▸ Directions
Reproduce the records below exactly as they appear.

▸ Data extract
____________________
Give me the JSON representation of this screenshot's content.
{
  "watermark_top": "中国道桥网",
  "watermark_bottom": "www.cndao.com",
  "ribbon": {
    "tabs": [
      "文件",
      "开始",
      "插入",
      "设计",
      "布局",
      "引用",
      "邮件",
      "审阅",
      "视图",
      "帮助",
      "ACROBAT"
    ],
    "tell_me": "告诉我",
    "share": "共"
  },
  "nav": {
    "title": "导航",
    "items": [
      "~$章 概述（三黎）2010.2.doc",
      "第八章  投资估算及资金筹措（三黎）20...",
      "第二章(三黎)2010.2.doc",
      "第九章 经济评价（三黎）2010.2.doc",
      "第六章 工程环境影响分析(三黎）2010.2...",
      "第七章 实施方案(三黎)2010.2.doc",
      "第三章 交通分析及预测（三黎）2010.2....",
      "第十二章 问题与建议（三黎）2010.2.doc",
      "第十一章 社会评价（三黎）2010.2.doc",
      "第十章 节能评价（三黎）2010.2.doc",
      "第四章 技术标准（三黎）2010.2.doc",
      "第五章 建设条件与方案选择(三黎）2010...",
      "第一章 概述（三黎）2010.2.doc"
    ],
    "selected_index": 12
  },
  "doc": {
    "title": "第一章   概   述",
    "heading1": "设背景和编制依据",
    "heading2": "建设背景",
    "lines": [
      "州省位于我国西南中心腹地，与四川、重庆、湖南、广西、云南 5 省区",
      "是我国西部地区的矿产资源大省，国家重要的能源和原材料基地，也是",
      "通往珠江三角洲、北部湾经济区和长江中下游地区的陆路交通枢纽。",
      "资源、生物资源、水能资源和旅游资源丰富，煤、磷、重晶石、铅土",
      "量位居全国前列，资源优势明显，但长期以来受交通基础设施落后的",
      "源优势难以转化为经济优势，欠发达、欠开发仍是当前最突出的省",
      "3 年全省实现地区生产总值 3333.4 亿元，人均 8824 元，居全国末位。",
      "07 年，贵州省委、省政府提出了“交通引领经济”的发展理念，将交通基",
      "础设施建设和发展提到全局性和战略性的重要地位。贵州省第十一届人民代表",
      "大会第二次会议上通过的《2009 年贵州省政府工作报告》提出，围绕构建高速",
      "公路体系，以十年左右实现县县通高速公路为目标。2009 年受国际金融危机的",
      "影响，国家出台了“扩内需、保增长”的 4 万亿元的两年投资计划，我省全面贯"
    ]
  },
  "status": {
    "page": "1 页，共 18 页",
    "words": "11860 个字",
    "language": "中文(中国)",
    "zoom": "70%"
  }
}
____________________
▸ Result
Give me the JSON representation of this screenshot's content.
{
  "watermark_top": "中国道桥网",
  "watermark_bottom": "www.cndao.com",
  "ribbon": {
    "tabs": [
      "文件",
      "开始",
      "插入",
      "设计",
      "布局",
      "引用",
      "邮件",
      "审阅",
      "视图",
      "帮助",
      "ACROBAT"
    ],
    "tell_me": "告诉我",
    "share": "共"
  },
  "nav": {
    "title": "导航",
    "items": [
      "~$章 概述（三黎）2010.2.doc",
      "第八章  投资估算及资金筹措（三黎）20...",
      "第二章(三黎)2010.2.doc",
      "第九章 经济评价（三黎）2010.2.doc",
      "第六章 工程环境影响分析(三黎）2010.2...",
      "第七章 实施方案(三黎)2010.2.doc",
      "第三章 交通分析及预测（三黎）2010.2....",
      "第十二章 问题与建议（三黎）2010.2.doc",
      "第十一章 社会评价（三黎）2010.2.doc",
      "第十章 节能评价（三黎）2010.2.doc",
      "第四章 技术标准（三黎）2010.2.doc",
      "第五章 建设条件与方案选择(三黎）2010...",
      "第一章 概述（三黎）2010.2.doc"
    ],
    "selected_index": 12
  },
  "doc": {
    "title": "第一章   概   述",
    "heading1": "设背景和编制依据",
    "heading2": "建设背景",
    "lines": [
      "州省位于我国西南中心腹地，与四川、重庆、湖南、广西、云南 5 省区",
      "是我国西部地区的矿产资源大省，国家重要的能源和原材料基地，也是",
      "通往珠江三角洲、北部湾经济区和长江中下游地区的陆路交通枢纽。",
      "资源、生物资源、水能资源和旅游资源丰富，煤、磷、重晶石、铅土",
      "量位居全国前列，资源优势明显，但长期以来受交通基础设施落后的",
      "源优势难以转化为经济优势，欠发达、欠开发仍是当前最突出的省",
      "3 年全省实现地区生产总值 3333.4 亿元，人均 8824 元，居全国末位。",
      "07 年，贵州省委、省政府提出了“交通引领经济”的发展理念，将交通基",
      "础设施建设和发展提到全局性和战略性的重要地位。贵州省第十一届人民代表",
      "大会第二次会议上通过的《2009 年贵州省政府工作报告》提出，围绕构建高速",
      "公路体系，以十年左右实现县县通高速公路为目标。2009 年受国际金融危机的",
      "影响，国家出台了“扩内需、保增长”的 4 万亿元的两年投资计划，我省全面贯"
    ]
  },
  "status": {
    "page": "1 页，共 18 页",
    "words": "11860 个字",
    "language": "中文(中国)",
    "zoom": "70%"
  }
}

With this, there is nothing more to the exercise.